What you will do
Go through the entries below and collect each line with the string "Gesamte" in it.

* Begin Dataset records *

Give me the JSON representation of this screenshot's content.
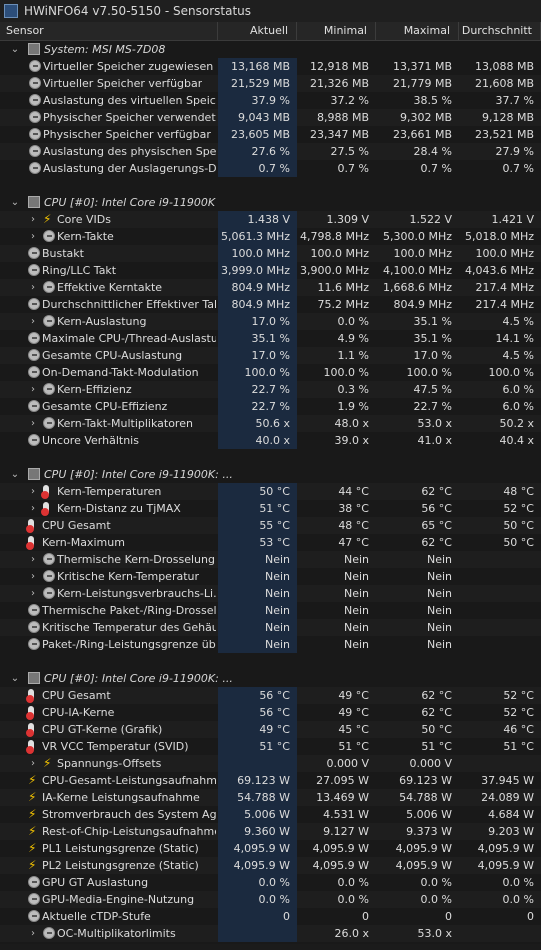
{
  "window": {
    "title": "HWiNFO64 v7.50-5150 - Sensorstatus"
  },
  "columns": {
    "sensor": "Sensor",
    "current": "Aktuell",
    "min": "Minimal",
    "max": "Maximal",
    "avg": "Durchschnitt"
  },
  "rows": [
    {
      "kind": "group",
      "label": "System: MSI MS-7D08",
      "expander": "⌄"
    },
    {
      "kind": "item",
      "label": "Virtueller Speicher zugewiesen",
      "icon": "gauge-icon",
      "indent": 1,
      "v": [
        "13,168 MB",
        "12,918 MB",
        "13,371 MB",
        "13,088 MB"
      ]
    },
    {
      "kind": "item",
      "label": "Virtueller Speicher verfügbar",
      "icon": "gauge-icon",
      "indent": 1,
      "v": [
        "21,529 MB",
        "21,326 MB",
        "21,779 MB",
        "21,608 MB"
      ]
    },
    {
      "kind": "item",
      "label": "Auslastung des virtuellen Speichers",
      "icon": "gauge-icon",
      "indent": 1,
      "v": [
        "37.9 %",
        "37.2 %",
        "38.5 %",
        "37.7 %"
      ]
    },
    {
      "kind": "item",
      "label": "Physischer Speicher verwendet",
      "icon": "gauge-icon",
      "indent": 1,
      "v": [
        "9,043 MB",
        "8,988 MB",
        "9,302 MB",
        "9,128 MB"
      ]
    },
    {
      "kind": "item",
      "label": "Physischer Speicher verfügbar",
      "icon": "gauge-icon",
      "indent": 1,
      "v": [
        "23,605 MB",
        "23,347 MB",
        "23,661 MB",
        "23,521 MB"
      ]
    },
    {
      "kind": "item",
      "label": "Auslastung des physischen Speic...",
      "icon": "gauge-icon",
      "indent": 1,
      "v": [
        "27.6 %",
        "27.5 %",
        "28.4 %",
        "27.9 %"
      ]
    },
    {
      "kind": "item",
      "label": "Auslastung der Auslagerungs-Datei",
      "icon": "gauge-icon",
      "indent": 1,
      "v": [
        "0.7 %",
        "0.7 %",
        "0.7 %",
        "0.7 %"
      ]
    },
    {
      "kind": "sep"
    },
    {
      "kind": "group",
      "label": "CPU [#0]: Intel Core i9-11900K",
      "expander": "⌄"
    },
    {
      "kind": "item",
      "label": "Core VIDs",
      "icon": "bolt-icon",
      "indent": 1,
      "exp": "›",
      "v": [
        "1.438 V",
        "1.309 V",
        "1.522 V",
        "1.421 V"
      ]
    },
    {
      "kind": "item",
      "label": "Kern-Takte",
      "icon": "gauge-icon",
      "indent": 1,
      "exp": "›",
      "v": [
        "5,061.3 MHz",
        "4,798.8 MHz",
        "5,300.0 MHz",
        "5,018.0 MHz"
      ]
    },
    {
      "kind": "item",
      "label": "Bustakt",
      "icon": "gauge-icon",
      "indent": 0,
      "v": [
        "100.0 MHz",
        "100.0 MHz",
        "100.0 MHz",
        "100.0 MHz"
      ]
    },
    {
      "kind": "item",
      "label": "Ring/LLC Takt",
      "icon": "gauge-icon",
      "indent": 0,
      "v": [
        "3,999.0 MHz",
        "3,900.0 MHz",
        "4,100.0 MHz",
        "4,043.6 MHz"
      ]
    },
    {
      "kind": "item",
      "label": "Effektive Kerntakte",
      "icon": "gauge-icon",
      "indent": 1,
      "exp": "›",
      "v": [
        "804.9 MHz",
        "11.6 MHz",
        "1,668.6 MHz",
        "217.4 MHz"
      ]
    },
    {
      "kind": "item",
      "label": "Durchschnittlicher Effektiver Takt",
      "icon": "gauge-icon",
      "indent": 0,
      "v": [
        "804.9 MHz",
        "75.2 MHz",
        "804.9 MHz",
        "217.4 MHz"
      ]
    },
    {
      "kind": "item",
      "label": "Kern-Auslastung",
      "icon": "gauge-icon",
      "indent": 1,
      "exp": "›",
      "v": [
        "17.0 %",
        "0.0 %",
        "35.1 %",
        "4.5 %"
      ]
    },
    {
      "kind": "item",
      "label": "Maximale CPU-/Thread-Auslastung",
      "icon": "gauge-icon",
      "indent": 0,
      "v": [
        "35.1 %",
        "4.9 %",
        "35.1 %",
        "14.1 %"
      ]
    },
    {
      "kind": "item",
      "label": "Gesamte CPU-Auslastung",
      "icon": "gauge-icon",
      "indent": 0,
      "v": [
        "17.0 %",
        "1.1 %",
        "17.0 %",
        "4.5 %"
      ]
    },
    {
      "kind": "item",
      "label": "On-Demand-Takt-Modulation",
      "icon": "gauge-icon",
      "indent": 0,
      "v": [
        "100.0 %",
        "100.0 %",
        "100.0 %",
        "100.0 %"
      ]
    },
    {
      "kind": "item",
      "label": "Kern-Effizienz",
      "icon": "gauge-icon",
      "indent": 1,
      "exp": "›",
      "v": [
        "22.7 %",
        "0.3 %",
        "47.5 %",
        "6.0 %"
      ]
    },
    {
      "kind": "item",
      "label": "Gesamte CPU-Effizienz",
      "icon": "gauge-icon",
      "indent": 0,
      "v": [
        "22.7 %",
        "1.9 %",
        "22.7 %",
        "6.0 %"
      ]
    },
    {
      "kind": "item",
      "label": "Kern-Takt-Multiplikatoren",
      "icon": "gauge-icon",
      "indent": 1,
      "exp": "›",
      "v": [
        "50.6 x",
        "48.0 x",
        "53.0 x",
        "50.2 x"
      ]
    },
    {
      "kind": "item",
      "label": "Uncore Verhältnis",
      "icon": "gauge-icon",
      "indent": 0,
      "v": [
        "40.0 x",
        "39.0 x",
        "41.0 x",
        "40.4 x"
      ]
    },
    {
      "kind": "sep"
    },
    {
      "kind": "group",
      "label": "CPU [#0]: Intel Core i9-11900K: ...",
      "expander": "⌄"
    },
    {
      "kind": "item",
      "label": "Kern-Temperaturen",
      "icon": "thermometer-icon",
      "indent": 1,
      "exp": "›",
      "v": [
        "50 °C",
        "44 °C",
        "62 °C",
        "48 °C"
      ]
    },
    {
      "kind": "item",
      "label": "Kern-Distanz zu TjMAX",
      "icon": "thermometer-icon",
      "indent": 1,
      "exp": "›",
      "v": [
        "51 °C",
        "38 °C",
        "56 °C",
        "52 °C"
      ]
    },
    {
      "kind": "item",
      "label": "CPU Gesamt",
      "icon": "thermometer-icon",
      "indent": 0,
      "v": [
        "55 °C",
        "48 °C",
        "65 °C",
        "50 °C"
      ]
    },
    {
      "kind": "item",
      "label": "Kern-Maximum",
      "icon": "thermometer-icon",
      "indent": 0,
      "v": [
        "53 °C",
        "47 °C",
        "62 °C",
        "50 °C"
      ]
    },
    {
      "kind": "item",
      "label": "Thermische Kern-Drosselung",
      "icon": "gauge-icon",
      "indent": 1,
      "exp": "›",
      "v": [
        "Nein",
        "Nein",
        "Nein",
        ""
      ]
    },
    {
      "kind": "item",
      "label": "Kritische Kern-Temperatur",
      "icon": "gauge-icon",
      "indent": 1,
      "exp": "›",
      "v": [
        "Nein",
        "Nein",
        "Nein",
        ""
      ]
    },
    {
      "kind": "item",
      "label": "Kern-Leistungsverbrauchs-Li...",
      "icon": "gauge-icon",
      "indent": 1,
      "exp": "›",
      "v": [
        "Nein",
        "Nein",
        "Nein",
        ""
      ]
    },
    {
      "kind": "item",
      "label": "Thermische Paket-/Ring-Drosselung",
      "icon": "gauge-icon",
      "indent": 0,
      "v": [
        "Nein",
        "Nein",
        "Nein",
        ""
      ]
    },
    {
      "kind": "item",
      "label": "Kritische Temperatur des Gehäus...",
      "icon": "gauge-icon",
      "indent": 0,
      "v": [
        "Nein",
        "Nein",
        "Nein",
        ""
      ]
    },
    {
      "kind": "item",
      "label": "Paket-/Ring-Leistungsgrenze übe...",
      "icon": "gauge-icon",
      "indent": 0,
      "v": [
        "Nein",
        "Nein",
        "Nein",
        ""
      ]
    },
    {
      "kind": "sep"
    },
    {
      "kind": "group",
      "label": "CPU [#0]: Intel Core i9-11900K: ...",
      "expander": "⌄"
    },
    {
      "kind": "item",
      "label": "CPU Gesamt",
      "icon": "thermometer-icon",
      "indent": 0,
      "v": [
        "56 °C",
        "49 °C",
        "62 °C",
        "52 °C"
      ]
    },
    {
      "kind": "item",
      "label": "CPU-IA-Kerne",
      "icon": "thermometer-icon",
      "indent": 0,
      "v": [
        "56 °C",
        "49 °C",
        "62 °C",
        "52 °C"
      ]
    },
    {
      "kind": "item",
      "label": "CPU GT-Kerne (Grafik)",
      "icon": "thermometer-icon",
      "indent": 0,
      "v": [
        "49 °C",
        "45 °C",
        "50 °C",
        "46 °C"
      ]
    },
    {
      "kind": "item",
      "label": "VR VCC Temperatur (SVID)",
      "icon": "thermometer-icon",
      "indent": 0,
      "v": [
        "51 °C",
        "51 °C",
        "51 °C",
        "51 °C"
      ]
    },
    {
      "kind": "item",
      "label": "Spannungs-Offsets",
      "icon": "bolt-icon",
      "indent": 1,
      "exp": "›",
      "v": [
        "",
        "0.000 V",
        "0.000 V",
        ""
      ]
    },
    {
      "kind": "item",
      "label": "CPU-Gesamt-Leistungsaufnahme",
      "icon": "bolt-icon",
      "indent": 0,
      "v": [
        "69.123 W",
        "27.095 W",
        "69.123 W",
        "37.945 W"
      ]
    },
    {
      "kind": "item",
      "label": "IA-Kerne Leistungsaufnahme",
      "icon": "bolt-icon",
      "indent": 0,
      "v": [
        "54.788 W",
        "13.469 W",
        "54.788 W",
        "24.089 W"
      ]
    },
    {
      "kind": "item",
      "label": "Stromverbrauch des System Agent",
      "icon": "bolt-icon",
      "indent": 0,
      "v": [
        "5.006 W",
        "4.531 W",
        "5.006 W",
        "4.684 W"
      ]
    },
    {
      "kind": "item",
      "label": "Rest-of-Chip-Leistungsaufnahme",
      "icon": "bolt-icon",
      "indent": 0,
      "v": [
        "9.360 W",
        "9.127 W",
        "9.373 W",
        "9.203 W"
      ]
    },
    {
      "kind": "item",
      "label": "PL1 Leistungsgrenze (Static)",
      "icon": "bolt-icon",
      "indent": 0,
      "v": [
        "4,095.9 W",
        "4,095.9 W",
        "4,095.9 W",
        "4,095.9 W"
      ]
    },
    {
      "kind": "item",
      "label": "PL2 Leistungsgrenze (Static)",
      "icon": "bolt-icon",
      "indent": 0,
      "v": [
        "4,095.9 W",
        "4,095.9 W",
        "4,095.9 W",
        "4,095.9 W"
      ]
    },
    {
      "kind": "item",
      "label": "GPU GT Auslastung",
      "icon": "gauge-icon",
      "indent": 0,
      "v": [
        "0.0 %",
        "0.0 %",
        "0.0 %",
        "0.0 %"
      ]
    },
    {
      "kind": "item",
      "label": "GPU-Media-Engine-Nutzung",
      "icon": "gauge-icon",
      "indent": 0,
      "v": [
        "0.0 %",
        "0.0 %",
        "0.0 %",
        "0.0 %"
      ]
    },
    {
      "kind": "item",
      "label": "Aktuelle cTDP-Stufe",
      "icon": "gauge-icon",
      "indent": 0,
      "v": [
        "0",
        "0",
        "0",
        "0"
      ]
    },
    {
      "kind": "item",
      "label": "OC-Multiplikatorlimits",
      "icon": "gauge-icon",
      "indent": 1,
      "exp": "›",
      "v": [
        "",
        "26.0 x",
        "53.0 x",
        ""
      ]
    }
  ]
}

* End Dataset records *

Answer to this problem
      "label": "Gesamte CPU-Auslastung",
      "label": "Gesamte CPU-Effizienz",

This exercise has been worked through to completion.